— begin —

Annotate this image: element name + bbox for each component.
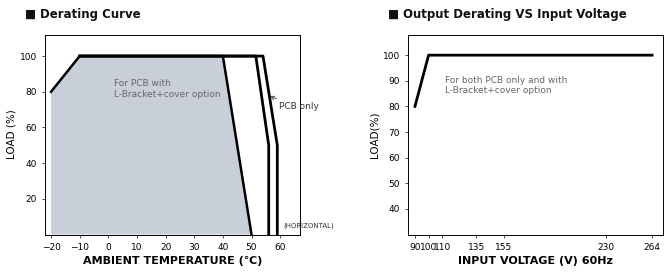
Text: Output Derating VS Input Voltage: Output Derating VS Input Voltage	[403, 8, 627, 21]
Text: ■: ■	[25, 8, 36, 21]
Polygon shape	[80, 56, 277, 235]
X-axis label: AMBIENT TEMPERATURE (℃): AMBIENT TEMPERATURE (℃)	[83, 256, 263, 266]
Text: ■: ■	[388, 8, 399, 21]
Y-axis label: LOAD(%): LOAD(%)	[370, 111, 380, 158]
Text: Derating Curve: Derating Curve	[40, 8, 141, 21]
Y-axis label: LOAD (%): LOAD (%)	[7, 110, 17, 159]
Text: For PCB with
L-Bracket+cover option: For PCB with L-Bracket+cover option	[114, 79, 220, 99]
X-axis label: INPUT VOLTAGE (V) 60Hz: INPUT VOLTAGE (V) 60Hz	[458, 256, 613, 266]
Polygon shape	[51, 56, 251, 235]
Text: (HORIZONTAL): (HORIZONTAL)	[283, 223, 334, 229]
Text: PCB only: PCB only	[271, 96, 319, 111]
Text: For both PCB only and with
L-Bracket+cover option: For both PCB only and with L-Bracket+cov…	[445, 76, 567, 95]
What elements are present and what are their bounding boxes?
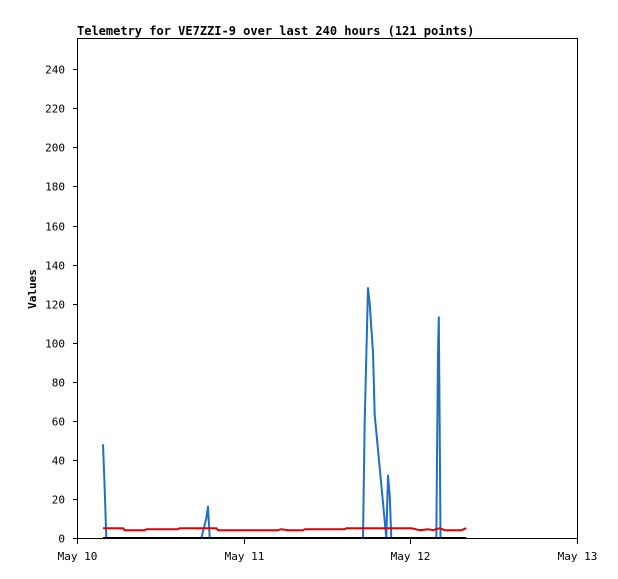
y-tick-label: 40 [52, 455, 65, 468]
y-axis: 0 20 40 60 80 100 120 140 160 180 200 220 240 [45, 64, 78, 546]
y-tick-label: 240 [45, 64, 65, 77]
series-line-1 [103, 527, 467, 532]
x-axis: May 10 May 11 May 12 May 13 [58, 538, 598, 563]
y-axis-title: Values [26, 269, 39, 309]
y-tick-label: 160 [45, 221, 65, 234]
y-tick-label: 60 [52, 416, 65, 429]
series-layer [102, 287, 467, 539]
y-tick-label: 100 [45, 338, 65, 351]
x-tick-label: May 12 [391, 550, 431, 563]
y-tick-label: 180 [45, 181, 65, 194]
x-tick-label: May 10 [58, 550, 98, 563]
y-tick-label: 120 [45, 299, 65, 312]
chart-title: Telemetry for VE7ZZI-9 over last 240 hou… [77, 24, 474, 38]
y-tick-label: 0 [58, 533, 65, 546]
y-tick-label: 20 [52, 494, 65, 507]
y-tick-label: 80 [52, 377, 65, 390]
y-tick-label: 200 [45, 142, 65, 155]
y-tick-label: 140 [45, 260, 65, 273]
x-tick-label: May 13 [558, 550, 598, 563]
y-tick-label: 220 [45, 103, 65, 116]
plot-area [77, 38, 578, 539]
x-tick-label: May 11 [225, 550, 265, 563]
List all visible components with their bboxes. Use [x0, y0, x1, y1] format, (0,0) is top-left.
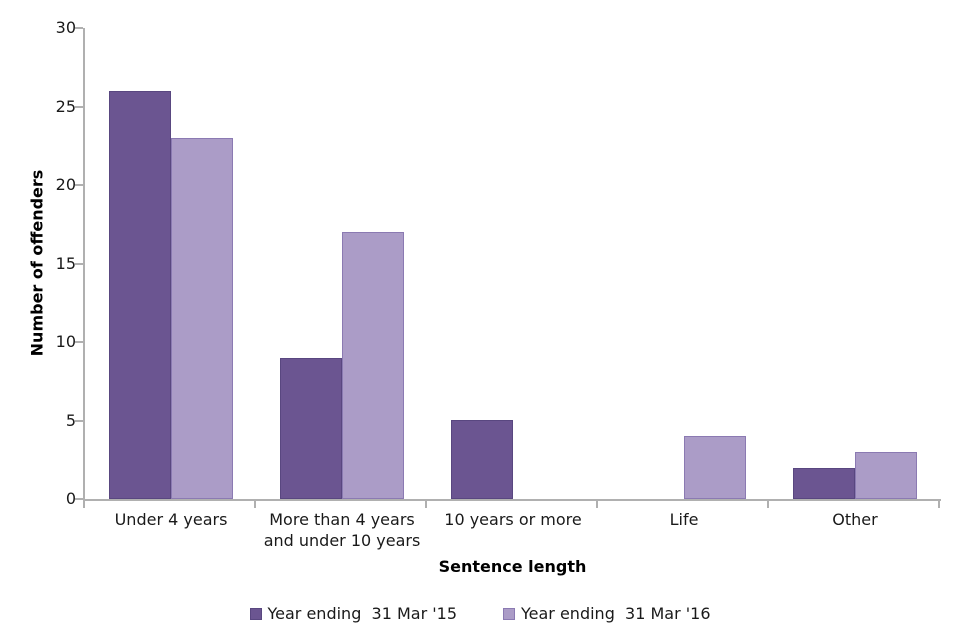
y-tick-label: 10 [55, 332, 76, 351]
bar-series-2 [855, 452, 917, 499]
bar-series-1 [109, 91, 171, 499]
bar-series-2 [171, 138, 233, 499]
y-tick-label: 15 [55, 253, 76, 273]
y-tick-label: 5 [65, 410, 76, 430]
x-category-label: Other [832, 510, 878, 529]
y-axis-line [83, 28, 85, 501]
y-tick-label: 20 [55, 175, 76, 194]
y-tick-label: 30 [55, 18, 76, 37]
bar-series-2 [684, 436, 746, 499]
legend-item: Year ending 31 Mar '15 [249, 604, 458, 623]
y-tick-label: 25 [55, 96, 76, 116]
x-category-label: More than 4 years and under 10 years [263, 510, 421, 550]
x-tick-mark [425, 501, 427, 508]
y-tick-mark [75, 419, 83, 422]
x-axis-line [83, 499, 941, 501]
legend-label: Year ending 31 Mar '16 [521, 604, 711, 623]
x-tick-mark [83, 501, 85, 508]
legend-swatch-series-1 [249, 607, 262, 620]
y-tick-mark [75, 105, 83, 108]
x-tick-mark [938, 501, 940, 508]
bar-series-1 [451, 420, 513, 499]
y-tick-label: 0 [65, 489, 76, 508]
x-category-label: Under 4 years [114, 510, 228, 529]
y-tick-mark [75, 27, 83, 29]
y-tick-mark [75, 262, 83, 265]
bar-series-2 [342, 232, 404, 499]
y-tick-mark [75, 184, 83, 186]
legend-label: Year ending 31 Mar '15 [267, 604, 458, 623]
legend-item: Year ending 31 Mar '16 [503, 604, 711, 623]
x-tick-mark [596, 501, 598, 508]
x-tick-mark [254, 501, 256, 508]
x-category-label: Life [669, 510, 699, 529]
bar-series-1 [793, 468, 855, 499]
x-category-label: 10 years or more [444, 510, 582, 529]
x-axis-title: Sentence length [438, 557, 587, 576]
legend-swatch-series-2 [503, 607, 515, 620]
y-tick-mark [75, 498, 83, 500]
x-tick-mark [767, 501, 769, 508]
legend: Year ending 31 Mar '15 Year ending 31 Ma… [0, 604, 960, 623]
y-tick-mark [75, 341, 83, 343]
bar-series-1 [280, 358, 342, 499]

— end —

Quote the entries above word for word, leaving out the pictures.

▸ **WRITTEN SOLUTION**:
Annotate this image: element name + bbox for each component.
Text: Output Derating VS Input Voltage: Output Derating VS Input Voltage	[403, 8, 627, 21]
Text: ■: ■	[25, 8, 36, 21]
Polygon shape	[80, 56, 277, 235]
X-axis label: AMBIENT TEMPERATURE (℃): AMBIENT TEMPERATURE (℃)	[83, 256, 263, 266]
Text: ■: ■	[388, 8, 399, 21]
Y-axis label: LOAD(%): LOAD(%)	[370, 111, 380, 158]
Text: Derating Curve: Derating Curve	[40, 8, 141, 21]
Y-axis label: LOAD (%): LOAD (%)	[7, 110, 17, 159]
Text: For PCB with
L-Bracket+cover option: For PCB with L-Bracket+cover option	[114, 79, 220, 99]
X-axis label: INPUT VOLTAGE (V) 60Hz: INPUT VOLTAGE (V) 60Hz	[458, 256, 613, 266]
Polygon shape	[51, 56, 251, 235]
Text: (HORIZONTAL): (HORIZONTAL)	[283, 223, 334, 229]
Text: PCB only: PCB only	[271, 96, 319, 111]
Text: For both PCB only and with
L-Bracket+cover option: For both PCB only and with L-Bracket+cov…	[445, 76, 567, 95]
What elements are present and what are their bounding boxes?
y-tick-label: 40 [52, 455, 65, 468]
y-axis: 0 20 40 60 80 100 120 140 160 180 200 220 240 [45, 64, 78, 546]
y-tick-label: 240 [45, 64, 65, 77]
series-line-1 [103, 527, 467, 532]
x-axis: May 10 May 11 May 12 May 13 [58, 538, 598, 563]
y-axis-title: Values [26, 269, 39, 309]
y-tick-label: 160 [45, 221, 65, 234]
y-tick-label: 60 [52, 416, 65, 429]
series-layer [102, 287, 467, 539]
y-tick-label: 100 [45, 338, 65, 351]
x-tick-label: May 12 [391, 550, 431, 563]
y-tick-label: 180 [45, 181, 65, 194]
x-tick-label: May 10 [58, 550, 98, 563]
y-tick-label: 120 [45, 299, 65, 312]
chart-title: Telemetry for VE7ZZI-9 over last 240 hou… [77, 24, 474, 38]
y-tick-label: 0 [58, 533, 65, 546]
y-tick-label: 20 [52, 494, 65, 507]
y-tick-label: 80 [52, 377, 65, 390]
y-tick-label: 200 [45, 142, 65, 155]
y-tick-label: 140 [45, 260, 65, 273]
x-tick-label: May 13 [558, 550, 598, 563]
y-tick-label: 220 [45, 103, 65, 116]
plot-area [77, 38, 578, 539]
x-tick-label: May 11 [225, 550, 265, 563]
List all visible components with their bboxes. Use [x0, y0, x1, y1] format, (0,0) is top-left.
y-tick-label: 10 [55, 332, 76, 351]
bar-series-2 [855, 452, 917, 499]
bar-series-1 [109, 91, 171, 499]
bar-series-2 [171, 138, 233, 499]
y-tick-label: 15 [55, 253, 76, 273]
y-tick-label: 5 [65, 410, 76, 430]
x-category-label: Other [832, 510, 878, 529]
y-axis-line [83, 28, 85, 501]
y-tick-label: 20 [55, 175, 76, 194]
y-tick-label: 30 [55, 18, 76, 37]
bar-series-2 [684, 436, 746, 499]
legend-item: Year ending 31 Mar '15 [249, 604, 458, 623]
y-tick-label: 25 [55, 96, 76, 116]
x-category-label: More than 4 years and under 10 years [263, 510, 421, 550]
x-tick-mark [425, 501, 427, 508]
y-tick-mark [75, 419, 83, 422]
x-axis-line [83, 499, 941, 501]
legend-label: Year ending 31 Mar '16 [521, 604, 711, 623]
x-tick-mark [83, 501, 85, 508]
legend-swatch-series-1 [249, 607, 262, 620]
y-tick-mark [75, 105, 83, 108]
x-tick-mark [938, 501, 940, 508]
bar-series-1 [451, 420, 513, 499]
y-tick-label: 0 [65, 489, 76, 508]
x-category-label: Under 4 years [114, 510, 228, 529]
y-tick-mark [75, 27, 83, 29]
y-tick-mark [75, 262, 83, 265]
bar-series-2 [342, 232, 404, 499]
y-tick-mark [75, 184, 83, 186]
legend-label: Year ending 31 Mar '15 [267, 604, 458, 623]
legend-item: Year ending 31 Mar '16 [503, 604, 711, 623]
x-tick-mark [596, 501, 598, 508]
x-tick-mark [254, 501, 256, 508]
x-category-label: Life [669, 510, 699, 529]
bar-series-1 [793, 468, 855, 499]
x-category-label: 10 years or more [444, 510, 582, 529]
x-axis-title: Sentence length [438, 557, 587, 576]
legend-swatch-series-2 [503, 607, 515, 620]
y-tick-mark [75, 498, 83, 500]
x-tick-mark [767, 501, 769, 508]
legend: Year ending 31 Mar '15 Year ending 31 Ma… [0, 604, 960, 623]
y-tick-mark [75, 341, 83, 343]
bar-series-1 [280, 358, 342, 499]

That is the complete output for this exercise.